Records excerpted from a collection:
═══

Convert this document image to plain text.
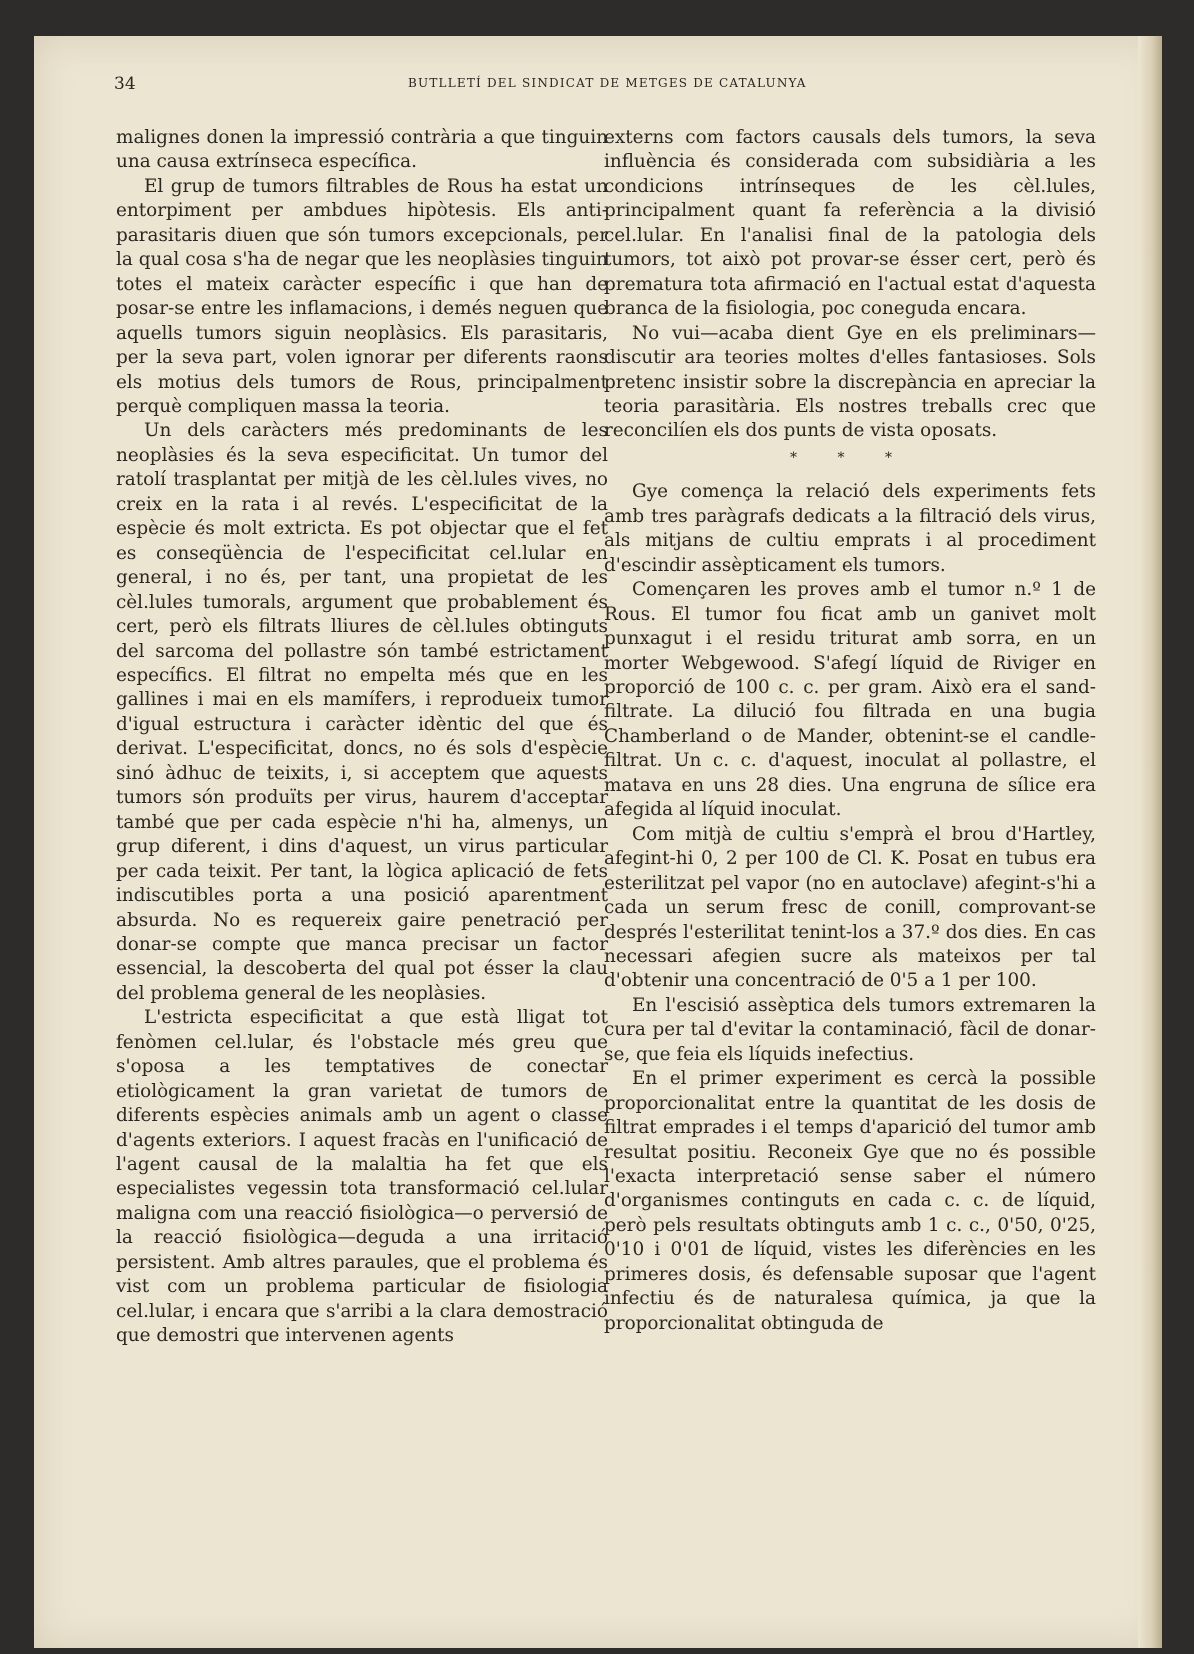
34	BUTLLETÍ DEL SINDICAT DE METGES DE CATALUNYA

malignes donen la impressió contrària a que tinguin una causa extrínseca específica.

El grup de tumors filtrables de Rous ha estat un entorpiment per ambdues hipòtesis. Els anti-parasitaris diuen que són tumors excepcionals, per la qual cosa s'ha de negar que les neoplàsies tinguin totes el mateix caràcter específic i que han de posar-se entre les inflamacions, i demés neguen que aquells tumors siguin neoplàsics. Els parasitaris, per la seva part, volen ignorar per diferents raons els motius dels tumors de Rous, principalment perquè compliquen massa la teoria.

Un dels caràcters més predominants de les neoplàsies és la seva especificitat. Un tumor del ratolí trasplantat per mitjà de les cèl.lules vives, no creix en la rata i al revés. L'especificitat de la espècie és molt extricta. Es pot objectar que el fet es conseqüència de l'especificitat cel.lular en general, i no és, per tant, una propietat de les cèl.lules tumorals, argument que probablement és cert, però els filtrats lliures de cèl.lules obtinguts del sarcoma del pollastre són també estrictament específics. El filtrat no empelta més que en les gallines i mai en els mamífers, i reprodueix tumor d'igual estructura i caràcter idèntic del que és derivat. L'especificitat, doncs, no és sols d'espècie sinó àdhuc de teixits, i, si acceptem que aquests tumors són produïts per virus, haurem d'acceptar també que per cada espècie n'hi ha, almenys, un grup diferent, i dins d'aquest, un virus particular per cada teixit. Per tant, la lògica aplicació de fets indiscutibles porta a una posició aparentment absurda. No es requereix gaire penetració per donar-se compte que manca precisar un factor essencial, la descoberta del qual pot ésser la clau del problema general de les neoplàsies.

L'estricta especificitat a que està lligat tot fenòmen cel.lular, és l'obstacle més greu que s'oposa a les temptatives de conectar etiològicament la gran varietat de tumors de diferents espècies animals amb un agent o classe d'agents exteriors. I aquest fracàs en l'unificació de l'agent causal de la malaltia ha fet que els especialistes vegessin tota transformació cel.lular maligna com una reacció fisiològica—o perversió de la reacció fisiològica—deguda a una irritació persistent. Amb altres paraules, que el problema és vist com un problema particular de fisiologia cel.lular, i encara que s'arribi a la clara demostració que demostri que intervenen agents

externs com factors causals dels tumors, la seva influència és considerada com subsidiària a les condicions intrínseques de les cèl.lules, principalment quant fa referència a la divisió cel.lular. En l'analisi final de la patologia dels tumors, tot això pot provar-se ésser cert, però és prematura tota afirmació en l'actual estat d'aquesta branca de la fisiologia, poc coneguda encara.

No vui—acaba dient Gye en els preliminars—discutir ara teories moltes d'elles fantasioses. Sols pretenc insistir sobre la discrepància en apreciar la teoria parasitària. Els nostres treballs crec que reconcilíen els dos punts de vista oposats.

* * *

Gye comença la relació dels experiments fets amb tres paràgrafs dedicats a la filtració dels virus, als mitjans de cultiu emprats i al procediment d'escindir assèpticament els tumors.

Començaren les proves amb el tumor n.º 1 de Rous. El tumor fou ficat amb un ganivet molt punxagut i el residu triturat amb sorra, en un morter Webgewood. S'afegí líquid de Riviger en proporció de 100 c. c. per gram. Això era el sand-filtrate. La dilució fou filtrada en una bugia Chamberland o de Mander, obtenint-se el candle-filtrat. Un c. c. d'aquest, inoculat al pollastre, el matava en uns 28 dies. Una engruna de sílice era afegida al líquid inoculat.

Com mitjà de cultiu s'emprà el brou d'Hartley, afegint-hi 0, 2 per 100 de Cl. K. Posat en tubus era esterilitzat pel vapor (no en autoclave) afegint-s'hi a cada un serum fresc de conill, comprovant-se després l'esterilitat tenint-los a 37.º dos dies. En cas necessari afegien sucre als mateixos per tal d'obtenir una concentració de 0'5 a 1 per 100.

En l'escisió assèptica dels tumors extremaren la cura per tal d'evitar la contaminació, fàcil de donar-se, que feia els líquids inefectius.

En el primer experiment es cercà la possible proporcionalitat entre la quantitat de les dosis de filtrat emprades i el temps d'aparició del tumor amb resultat positiu. Reconeix Gye que no és possible l'exacta interpretació sense saber el número d'organismes continguts en cada c. c. de líquid, però pels resultats obtinguts amb 1 c. c., 0'50, 0'25, 0'10 i 0'01 de líquid, vistes les diferències en les primeres dosis, és defensable suposar que l'agent infectiu és de naturalesa química, ja que la proporcionalitat obtinguda de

═══

## Exercise
Check every line above for the string "tota" and copy those that have it.

## Output of the task
L'estricta especificitat a que està lligat tot fenòmen cel.lular, és l'obstacle més greu que s'oposa a les temptatives de conectar etiològicament la gran varietat de tumors de diferents espècies animals amb un agent o classe d'agents exteriors. I aquest fracàs en l'unificació de l'agent causal de la malaltia ha fet que els especialistes vegessin tota transformació cel.lular maligna com una reacció fisiològica—o perversió de la reacció fisiològica—deguda a una irritació persistent. Amb altres paraules, que el problema és vist com un problema particular de fisiologia cel.lular, i encara que s'arribi a la clara demostració que demostri que intervenen agents
externs com factors causals dels tumors, la seva influència és considerada com subsidiària a les condicions intrínseques de les cèl.lules, principalment quant fa referència a la divisió cel.lular. En l'analisi final de la patologia dels tumors, tot això pot provar-se ésser cert, però és prematura tota afirmació en l'actual estat d'aquesta branca de la fisiologia, poc coneguda encara.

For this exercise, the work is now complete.